Document structure recognition data:
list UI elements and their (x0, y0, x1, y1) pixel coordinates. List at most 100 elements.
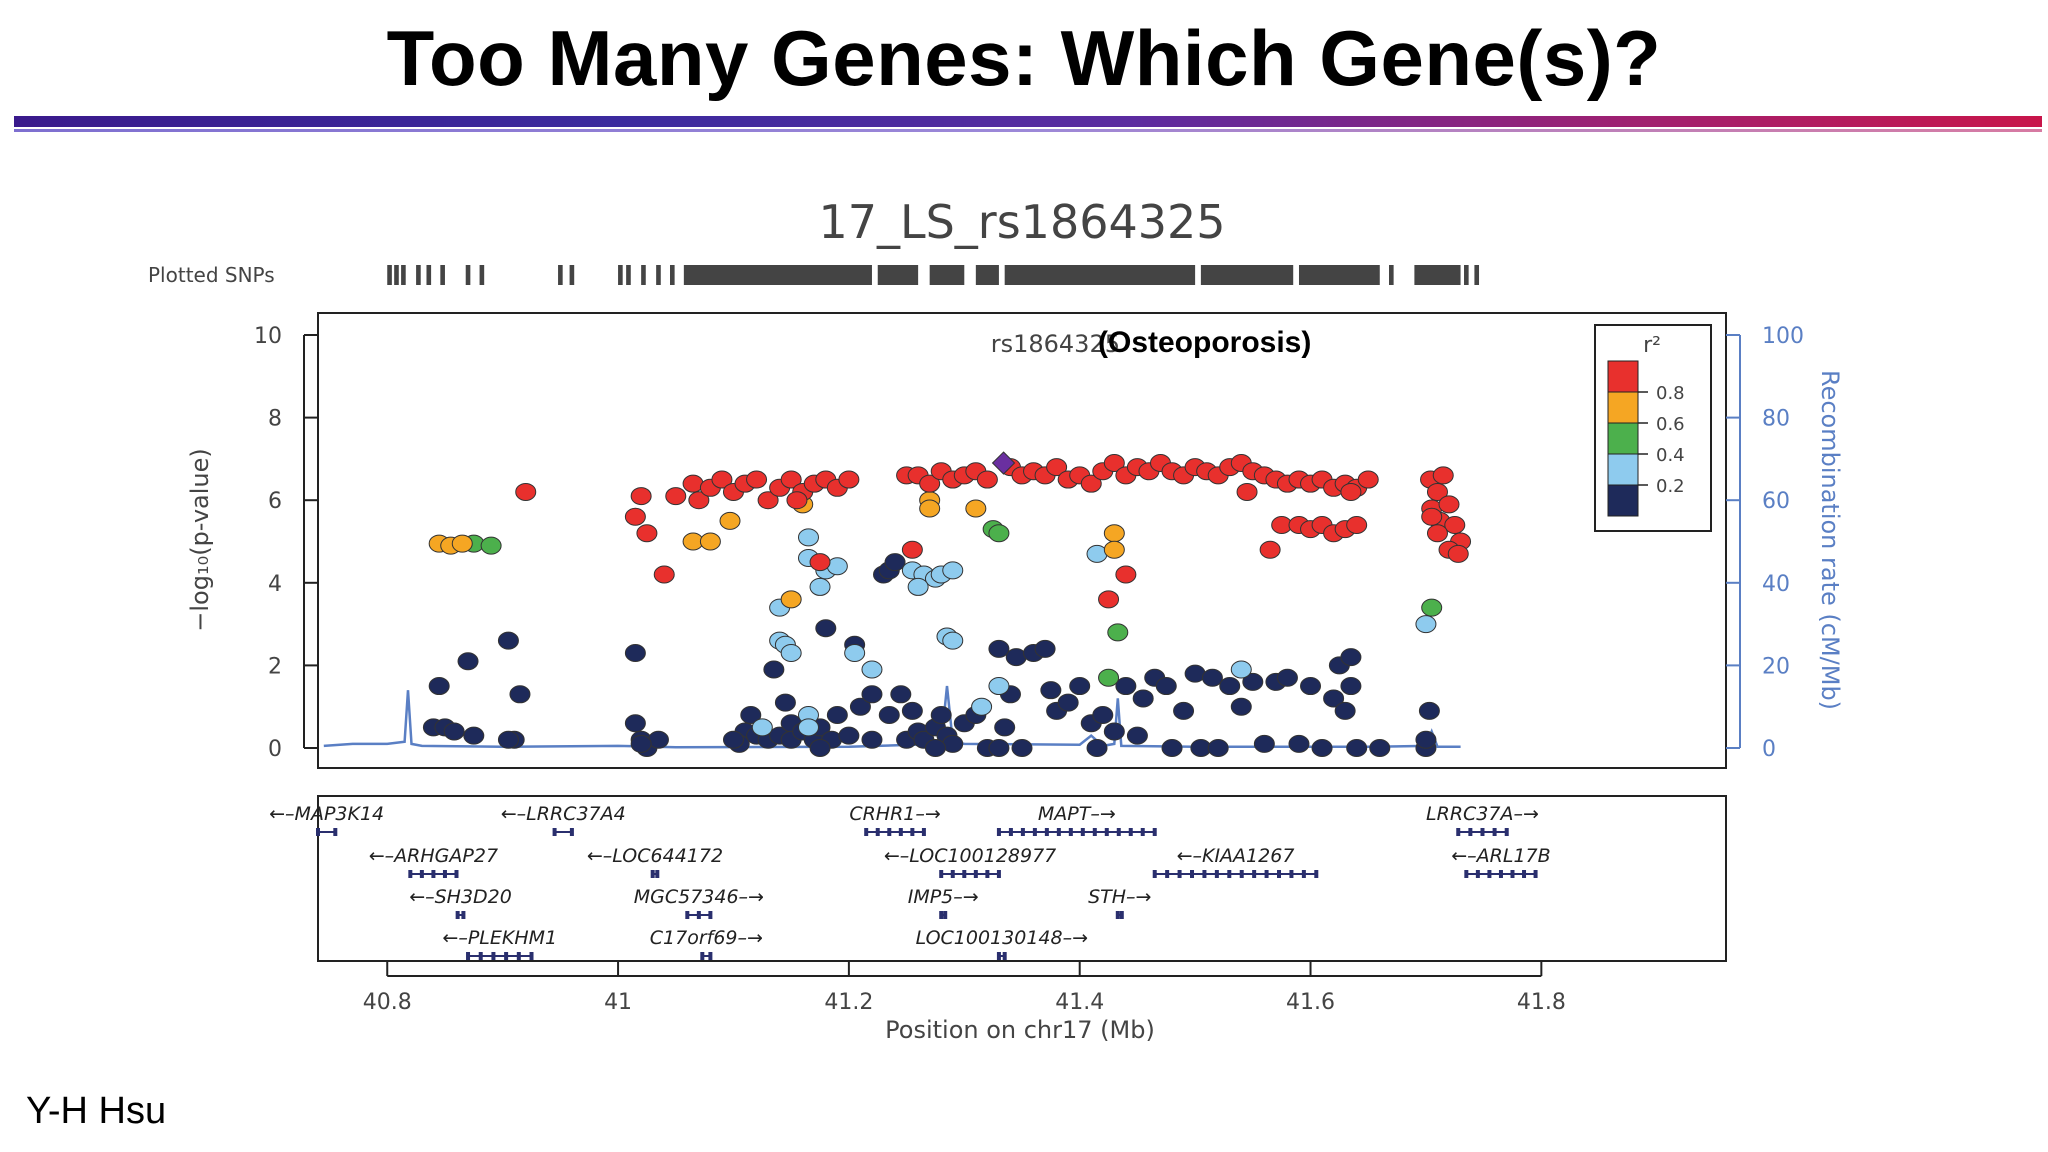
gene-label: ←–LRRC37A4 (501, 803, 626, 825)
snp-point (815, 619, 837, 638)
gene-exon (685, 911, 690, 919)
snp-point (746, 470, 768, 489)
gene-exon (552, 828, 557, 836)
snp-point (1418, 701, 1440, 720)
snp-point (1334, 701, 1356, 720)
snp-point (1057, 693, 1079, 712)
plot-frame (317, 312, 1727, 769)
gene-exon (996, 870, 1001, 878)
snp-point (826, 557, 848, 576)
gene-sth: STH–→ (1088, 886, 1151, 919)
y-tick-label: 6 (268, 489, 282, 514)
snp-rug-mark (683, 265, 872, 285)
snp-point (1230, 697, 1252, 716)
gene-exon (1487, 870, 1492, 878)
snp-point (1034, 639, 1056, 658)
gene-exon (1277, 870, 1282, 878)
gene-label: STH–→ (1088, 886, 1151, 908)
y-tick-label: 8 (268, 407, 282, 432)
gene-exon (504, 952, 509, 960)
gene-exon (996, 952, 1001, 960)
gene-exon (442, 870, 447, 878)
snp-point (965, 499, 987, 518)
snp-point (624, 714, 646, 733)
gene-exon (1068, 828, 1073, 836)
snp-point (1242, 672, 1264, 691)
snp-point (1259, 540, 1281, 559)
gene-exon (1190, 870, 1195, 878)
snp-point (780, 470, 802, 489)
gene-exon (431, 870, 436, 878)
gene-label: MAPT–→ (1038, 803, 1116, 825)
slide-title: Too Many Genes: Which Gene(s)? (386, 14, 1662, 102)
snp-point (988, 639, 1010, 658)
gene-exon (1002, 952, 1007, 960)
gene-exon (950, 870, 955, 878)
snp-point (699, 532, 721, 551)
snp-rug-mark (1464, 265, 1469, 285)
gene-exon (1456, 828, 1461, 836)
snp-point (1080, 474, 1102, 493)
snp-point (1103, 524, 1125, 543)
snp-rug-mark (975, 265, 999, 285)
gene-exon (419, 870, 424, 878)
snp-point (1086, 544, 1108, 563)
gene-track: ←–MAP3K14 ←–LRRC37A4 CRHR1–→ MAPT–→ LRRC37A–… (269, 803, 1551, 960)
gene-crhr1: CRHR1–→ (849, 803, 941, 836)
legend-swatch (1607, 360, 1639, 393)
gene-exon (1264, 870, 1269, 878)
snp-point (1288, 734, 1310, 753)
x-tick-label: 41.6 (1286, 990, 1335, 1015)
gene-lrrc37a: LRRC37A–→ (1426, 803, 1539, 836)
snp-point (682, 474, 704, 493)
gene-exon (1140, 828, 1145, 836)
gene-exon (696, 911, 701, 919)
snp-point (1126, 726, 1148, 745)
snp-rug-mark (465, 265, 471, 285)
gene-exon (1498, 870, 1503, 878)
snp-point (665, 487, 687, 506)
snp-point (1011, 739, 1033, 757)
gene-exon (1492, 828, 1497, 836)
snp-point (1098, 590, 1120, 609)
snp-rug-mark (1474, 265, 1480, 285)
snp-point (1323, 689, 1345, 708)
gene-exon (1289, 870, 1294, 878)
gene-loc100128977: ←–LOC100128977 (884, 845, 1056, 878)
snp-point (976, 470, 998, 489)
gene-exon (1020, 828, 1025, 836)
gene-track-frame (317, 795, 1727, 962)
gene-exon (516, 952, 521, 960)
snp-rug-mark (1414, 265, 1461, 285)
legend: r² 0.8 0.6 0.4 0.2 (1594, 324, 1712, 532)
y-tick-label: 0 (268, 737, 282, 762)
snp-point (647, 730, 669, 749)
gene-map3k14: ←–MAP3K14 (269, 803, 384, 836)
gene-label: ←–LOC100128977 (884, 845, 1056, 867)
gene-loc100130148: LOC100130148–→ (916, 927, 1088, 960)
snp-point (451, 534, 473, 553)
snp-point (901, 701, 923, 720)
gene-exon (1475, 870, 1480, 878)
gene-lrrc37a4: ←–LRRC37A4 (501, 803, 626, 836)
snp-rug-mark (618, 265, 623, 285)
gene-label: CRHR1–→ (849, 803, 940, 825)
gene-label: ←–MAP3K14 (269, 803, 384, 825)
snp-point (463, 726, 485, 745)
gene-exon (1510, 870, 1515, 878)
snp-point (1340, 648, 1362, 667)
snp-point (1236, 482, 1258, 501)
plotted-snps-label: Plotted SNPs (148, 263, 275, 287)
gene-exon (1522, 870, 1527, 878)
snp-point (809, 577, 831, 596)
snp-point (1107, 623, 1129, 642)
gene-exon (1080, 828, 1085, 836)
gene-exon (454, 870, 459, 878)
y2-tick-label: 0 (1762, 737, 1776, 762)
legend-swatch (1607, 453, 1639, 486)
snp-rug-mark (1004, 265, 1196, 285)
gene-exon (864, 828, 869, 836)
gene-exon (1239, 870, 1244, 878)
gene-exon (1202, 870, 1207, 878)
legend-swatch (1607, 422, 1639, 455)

--

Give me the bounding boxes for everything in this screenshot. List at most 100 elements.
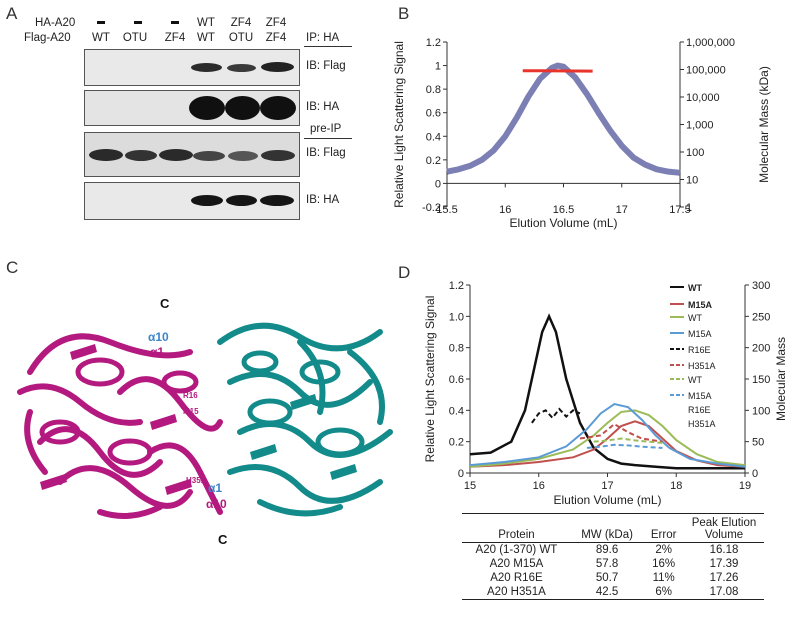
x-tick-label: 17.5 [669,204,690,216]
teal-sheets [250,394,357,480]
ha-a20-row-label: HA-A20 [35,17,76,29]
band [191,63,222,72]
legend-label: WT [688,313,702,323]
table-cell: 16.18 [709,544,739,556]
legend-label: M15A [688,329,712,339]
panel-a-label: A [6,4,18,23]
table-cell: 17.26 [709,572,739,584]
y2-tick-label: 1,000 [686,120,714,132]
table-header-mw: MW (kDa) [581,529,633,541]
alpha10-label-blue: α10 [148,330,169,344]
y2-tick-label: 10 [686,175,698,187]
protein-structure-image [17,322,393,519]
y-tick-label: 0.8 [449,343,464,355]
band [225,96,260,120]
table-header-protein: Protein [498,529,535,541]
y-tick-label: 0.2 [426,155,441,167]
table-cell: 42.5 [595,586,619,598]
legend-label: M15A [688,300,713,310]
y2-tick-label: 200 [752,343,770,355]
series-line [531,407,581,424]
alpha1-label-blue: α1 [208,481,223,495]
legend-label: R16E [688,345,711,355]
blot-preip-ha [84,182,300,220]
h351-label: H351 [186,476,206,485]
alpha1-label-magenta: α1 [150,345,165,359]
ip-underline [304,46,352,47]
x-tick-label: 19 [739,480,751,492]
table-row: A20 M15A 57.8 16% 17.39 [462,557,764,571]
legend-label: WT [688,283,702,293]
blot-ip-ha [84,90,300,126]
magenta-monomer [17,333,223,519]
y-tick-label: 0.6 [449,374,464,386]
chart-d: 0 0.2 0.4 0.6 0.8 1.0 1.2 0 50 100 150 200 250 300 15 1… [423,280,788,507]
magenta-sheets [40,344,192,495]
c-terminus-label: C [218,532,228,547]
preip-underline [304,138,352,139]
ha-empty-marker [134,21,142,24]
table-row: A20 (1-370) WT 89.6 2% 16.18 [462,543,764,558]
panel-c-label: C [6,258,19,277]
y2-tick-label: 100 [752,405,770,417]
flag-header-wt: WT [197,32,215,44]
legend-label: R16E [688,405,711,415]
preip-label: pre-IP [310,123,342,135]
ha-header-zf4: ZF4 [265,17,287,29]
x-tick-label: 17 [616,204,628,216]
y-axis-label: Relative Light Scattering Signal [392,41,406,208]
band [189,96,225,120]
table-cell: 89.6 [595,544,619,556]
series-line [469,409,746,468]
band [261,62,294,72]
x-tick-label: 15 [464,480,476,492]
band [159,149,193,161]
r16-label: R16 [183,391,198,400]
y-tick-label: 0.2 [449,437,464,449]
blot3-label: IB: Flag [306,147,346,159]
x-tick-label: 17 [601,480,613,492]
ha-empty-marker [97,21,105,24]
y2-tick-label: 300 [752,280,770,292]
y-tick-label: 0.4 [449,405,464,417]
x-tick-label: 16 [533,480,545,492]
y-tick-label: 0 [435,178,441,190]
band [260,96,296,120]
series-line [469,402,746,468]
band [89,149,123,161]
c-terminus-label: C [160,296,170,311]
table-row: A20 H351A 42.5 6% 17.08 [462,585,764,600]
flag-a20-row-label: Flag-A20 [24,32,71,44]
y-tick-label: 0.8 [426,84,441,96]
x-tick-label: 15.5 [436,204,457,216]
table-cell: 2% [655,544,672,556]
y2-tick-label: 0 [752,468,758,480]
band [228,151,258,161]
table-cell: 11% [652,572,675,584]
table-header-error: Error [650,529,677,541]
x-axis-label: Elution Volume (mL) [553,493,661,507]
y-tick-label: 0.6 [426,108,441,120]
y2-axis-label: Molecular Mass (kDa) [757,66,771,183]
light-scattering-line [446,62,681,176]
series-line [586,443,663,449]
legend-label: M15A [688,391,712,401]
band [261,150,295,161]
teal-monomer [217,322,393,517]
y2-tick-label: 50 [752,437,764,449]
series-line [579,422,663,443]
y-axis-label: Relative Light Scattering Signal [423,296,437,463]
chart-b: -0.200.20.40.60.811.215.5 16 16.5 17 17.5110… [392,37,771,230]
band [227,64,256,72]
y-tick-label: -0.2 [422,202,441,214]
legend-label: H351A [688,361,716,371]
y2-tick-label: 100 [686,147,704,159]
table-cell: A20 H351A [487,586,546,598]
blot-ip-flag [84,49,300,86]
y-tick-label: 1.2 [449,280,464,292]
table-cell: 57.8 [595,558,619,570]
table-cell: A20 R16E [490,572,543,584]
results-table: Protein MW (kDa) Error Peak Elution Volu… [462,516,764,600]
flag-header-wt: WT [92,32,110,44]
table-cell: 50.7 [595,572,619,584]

=== WORK REQUIRED ===
Report each line of the data in which "track" occurs.

=== EXERCISE ANSWER ===
gene-track: ←–MAP3K14 ←–LRRC37A4 CRHR1–→ MAPT–→ LRRC37A–… (269, 803, 1551, 960)
gene-track-frame (317, 795, 1727, 962)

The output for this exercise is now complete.